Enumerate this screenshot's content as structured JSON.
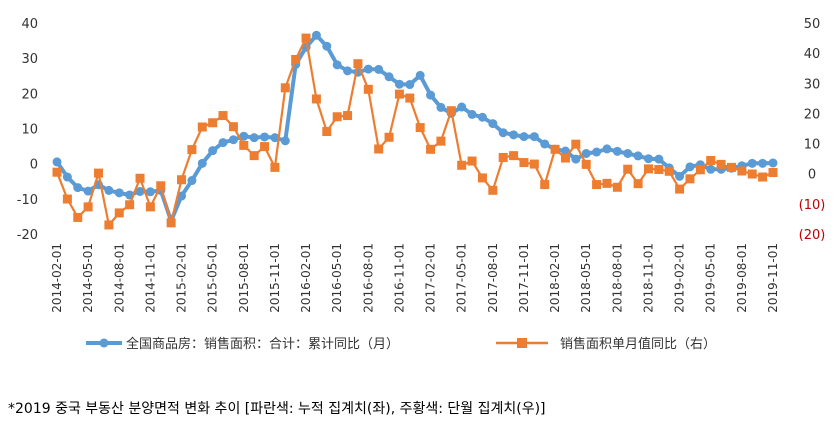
{
  "chart_data": {
    "type": "line",
    "x": [
      "2014-02-01",
      "2014-03-01",
      "2014-04-01",
      "2014-05-01",
      "2014-06-01",
      "2014-07-01",
      "2014-08-01",
      "2014-09-01",
      "2014-10-01",
      "2014-11-01",
      "2014-12-01",
      "2015-01-01",
      "2015-02-01",
      "2015-03-01",
      "2015-04-01",
      "2015-05-01",
      "2015-06-01",
      "2015-07-01",
      "2015-08-01",
      "2015-09-01",
      "2015-10-01",
      "2015-11-01",
      "2015-12-01",
      "2016-01-01",
      "2016-02-01",
      "2016-03-01",
      "2016-04-01",
      "2016-05-01",
      "2016-06-01",
      "2016-07-01",
      "2016-08-01",
      "2016-09-01",
      "2016-10-01",
      "2016-11-01",
      "2016-12-01",
      "2017-01-01",
      "2017-02-01",
      "2017-03-01",
      "2017-04-01",
      "2017-05-01",
      "2017-06-01",
      "2017-07-01",
      "2017-08-01",
      "2017-09-01",
      "2017-10-01",
      "2017-11-01",
      "2017-12-01",
      "2018-01-01",
      "2018-02-01",
      "2018-03-01",
      "2018-04-01",
      "2018-05-01",
      "2018-06-01",
      "2018-07-01",
      "2018-08-01",
      "2018-09-01",
      "2018-10-01",
      "2018-11-01",
      "2018-12-01",
      "2019-01-01",
      "2019-02-01",
      "2019-03-01",
      "2019-04-01",
      "2019-05-01",
      "2019-06-01",
      "2019-07-01",
      "2019-08-01",
      "2019-09-01",
      "2019-10-01",
      "2019-11-01"
    ],
    "x_tick_labels": [
      "2014-02-01",
      "2014-05-01",
      "2014-08-01",
      "2014-11-01",
      "2015-02-01",
      "2015-05-01",
      "2015-08-01",
      "2015-11-01",
      "2016-02-01",
      "2016-05-01",
      "2016-08-01",
      "2016-11-01",
      "2017-02-01",
      "2017-05-01",
      "2017-08-01",
      "2017-11-01",
      "2018-02-01",
      "2018-05-01",
      "2018-08-01",
      "2018-11-01",
      "2019-02-01",
      "2019-05-01",
      "2019-08-01",
      "2019-11-01"
    ],
    "y_left": {
      "range": [
        -20,
        40
      ],
      "ticks": [
        40,
        30,
        20,
        10,
        0,
        -10,
        -20
      ],
      "tick_labels": [
        "40",
        "30",
        "20",
        "10",
        "0",
        "-10",
        "-20"
      ]
    },
    "y_right": {
      "range": [
        -20,
        50
      ],
      "ticks": [
        50,
        40,
        30,
        20,
        10,
        0,
        -10,
        -20
      ],
      "tick_labels": [
        "50",
        "40",
        "30",
        "20",
        "10",
        "0",
        "(10)",
        "(20)"
      ],
      "negative_color": "#c00000"
    },
    "grid": false,
    "legend_position": "bottom",
    "series": [
      {
        "name": "全国商品房：销售面积：合计：累计同比（月）",
        "axis": "left",
        "color": "#5b9bd5",
        "marker": "circle",
        "values": [
          0.5,
          -3.8,
          -6.8,
          -7.8,
          -6.0,
          -7.6,
          -8.3,
          -8.9,
          -7.9,
          -8.0,
          -7.6,
          -16.3,
          -9.2,
          -4.8,
          0.1,
          3.7,
          6.0,
          6.8,
          7.8,
          7.4,
          7.6,
          7.4,
          6.5,
          28.2,
          33.1,
          36.5,
          33.4,
          28.1,
          26.4,
          26.0,
          26.9,
          26.8,
          24.7,
          22.6,
          22.5,
          25.1,
          19.5,
          16.0,
          14.3,
          16.1,
          14.0,
          13.2,
          11.4,
          8.8,
          8.2,
          7.7,
          7.7,
          5.6,
          4.1,
          3.6,
          1.3,
          2.9,
          3.3,
          4.2,
          3.5,
          2.9,
          2.2,
          1.4,
          1.3,
          -1.2,
          -3.6,
          -0.9,
          -0.3,
          -1.6,
          -1.6,
          -1.3,
          -0.6,
          0.1,
          0.1,
          0.2
        ]
      },
      {
        "name": "销售面积单月值同比（右）",
        "axis": "right",
        "color": "#ed7d31",
        "marker": "square",
        "values": [
          0.5,
          -8.4,
          -14.5,
          -11.0,
          0.2,
          -17.0,
          -13.0,
          -10.3,
          -1.5,
          -11.0,
          -4.0,
          -16.3,
          -2.0,
          8.0,
          15.5,
          16.9,
          19.3,
          15.6,
          9.4,
          6.0,
          9.0,
          2.1,
          28.5,
          37.9,
          45.0,
          24.8,
          14.0,
          18.9,
          19.3,
          36.5,
          28.0,
          8.2,
          12.1,
          26.4,
          25.1,
          15.3,
          8.1,
          10.8,
          20.9,
          2.8,
          4.2,
          -1.4,
          -5.5,
          5.4,
          6.0,
          3.7,
          3.2,
          -3.6,
          8.1,
          5.2,
          9.8,
          3.1,
          -3.6,
          -3.2,
          -4.5,
          1.5,
          -3.3,
          1.6,
          1.4,
          0.8,
          -5.1,
          -1.7,
          1.3,
          4.4,
          3.1,
          2.1,
          0.9,
          -0.1,
          -1.1,
          0.4
        ]
      }
    ]
  },
  "caption": "*2019 중국 부동산 분양면적 변화 추이 [파란색: 누적 집계치(좌), 주황색: 단월 집계치(우)]"
}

▸ Stated goal
Quote the material exactly. Pictures stay out.

▸ Answer
Enumerate this screenshot's content as structured JSON.
{
  "chart_data": {
    "type": "line",
    "x": [
      "2014-02-01",
      "2014-03-01",
      "2014-04-01",
      "2014-05-01",
      "2014-06-01",
      "2014-07-01",
      "2014-08-01",
      "2014-09-01",
      "2014-10-01",
      "2014-11-01",
      "2014-12-01",
      "2015-01-01",
      "2015-02-01",
      "2015-03-01",
      "2015-04-01",
      "2015-05-01",
      "2015-06-01",
      "2015-07-01",
      "2015-08-01",
      "2015-09-01",
      "2015-10-01",
      "2015-11-01",
      "2015-12-01",
      "2016-01-01",
      "2016-02-01",
      "2016-03-01",
      "2016-04-01",
      "2016-05-01",
      "2016-06-01",
      "2016-07-01",
      "2016-08-01",
      "2016-09-01",
      "2016-10-01",
      "2016-11-01",
      "2016-12-01",
      "2017-01-01",
      "2017-02-01",
      "2017-03-01",
      "2017-04-01",
      "2017-05-01",
      "2017-06-01",
      "2017-07-01",
      "2017-08-01",
      "2017-09-01",
      "2017-10-01",
      "2017-11-01",
      "2017-12-01",
      "2018-01-01",
      "2018-02-01",
      "2018-03-01",
      "2018-04-01",
      "2018-05-01",
      "2018-06-01",
      "2018-07-01",
      "2018-08-01",
      "2018-09-01",
      "2018-10-01",
      "2018-11-01",
      "2018-12-01",
      "2019-01-01",
      "2019-02-01",
      "2019-03-01",
      "2019-04-01",
      "2019-05-01",
      "2019-06-01",
      "2019-07-01",
      "2019-08-01",
      "2019-09-01",
      "2019-10-01",
      "2019-11-01"
    ],
    "x_tick_labels": [
      "2014-02-01",
      "2014-05-01",
      "2014-08-01",
      "2014-11-01",
      "2015-02-01",
      "2015-05-01",
      "2015-08-01",
      "2015-11-01",
      "2016-02-01",
      "2016-05-01",
      "2016-08-01",
      "2016-11-01",
      "2017-02-01",
      "2017-05-01",
      "2017-08-01",
      "2017-11-01",
      "2018-02-01",
      "2018-05-01",
      "2018-08-01",
      "2018-11-01",
      "2019-02-01",
      "2019-05-01",
      "2019-08-01",
      "2019-11-01"
    ],
    "y_left": {
      "range": [
        -20,
        40
      ],
      "ticks": [
        40,
        30,
        20,
        10,
        0,
        -10,
        -20
      ],
      "tick_labels": [
        "40",
        "30",
        "20",
        "10",
        "0",
        "-10",
        "-20"
      ]
    },
    "y_right": {
      "range": [
        -20,
        50
      ],
      "ticks": [
        50,
        40,
        30,
        20,
        10,
        0,
        -10,
        -20
      ],
      "tick_labels": [
        "50",
        "40",
        "30",
        "20",
        "10",
        "0",
        "(10)",
        "(20)"
      ],
      "negative_color": "#c00000"
    },
    "grid": false,
    "legend_position": "bottom",
    "series": [
      {
        "name": "全国商品房：销售面积：合计：累计同比（月）",
        "axis": "left",
        "color": "#5b9bd5",
        "marker": "circle",
        "values": [
          0.5,
          -3.8,
          -6.8,
          -7.8,
          -6.0,
          -7.6,
          -8.3,
          -8.9,
          -7.9,
          -8.0,
          -7.6,
          -16.3,
          -9.2,
          -4.8,
          0.1,
          3.7,
          6.0,
          6.8,
          7.8,
          7.4,
          7.6,
          7.4,
          6.5,
          28.2,
          33.1,
          36.5,
          33.4,
          28.1,
          26.4,
          26.0,
          26.9,
          26.8,
          24.7,
          22.6,
          22.5,
          25.1,
          19.5,
          16.0,
          14.3,
          16.1,
          14.0,
          13.2,
          11.4,
          8.8,
          8.2,
          7.7,
          7.7,
          5.6,
          4.1,
          3.6,
          1.3,
          2.9,
          3.3,
          4.2,
          3.5,
          2.9,
          2.2,
          1.4,
          1.3,
          -1.2,
          -3.6,
          -0.9,
          -0.3,
          -1.6,
          -1.6,
          -1.3,
          -0.6,
          0.1,
          0.1,
          0.2
        ]
      },
      {
        "name": "销售面积单月值同比（右）",
        "axis": "right",
        "color": "#ed7d31",
        "marker": "square",
        "values": [
          0.5,
          -8.4,
          -14.5,
          -11.0,
          0.2,
          -17.0,
          -13.0,
          -10.3,
          -1.5,
          -11.0,
          -4.0,
          -16.3,
          -2.0,
          8.0,
          15.5,
          16.9,
          19.3,
          15.6,
          9.4,
          6.0,
          9.0,
          2.1,
          28.5,
          37.9,
          45.0,
          24.8,
          14.0,
          18.9,
          19.3,
          36.5,
          28.0,
          8.2,
          12.1,
          26.4,
          25.1,
          15.3,
          8.1,
          10.8,
          20.9,
          2.8,
          4.2,
          -1.4,
          -5.5,
          5.4,
          6.0,
          3.7,
          3.2,
          -3.6,
          8.1,
          5.2,
          9.8,
          3.1,
          -3.6,
          -3.2,
          -4.5,
          1.5,
          -3.3,
          1.6,
          1.4,
          0.8,
          -5.1,
          -1.7,
          1.3,
          4.4,
          3.1,
          2.1,
          0.9,
          -0.1,
          -1.1,
          0.4
        ]
      }
    ]
  },
  "caption": "*2019 중국 부동산 분양면적 변화 추이 [파란색: 누적 집계치(좌), 주황색: 단월 집계치(우)]"
}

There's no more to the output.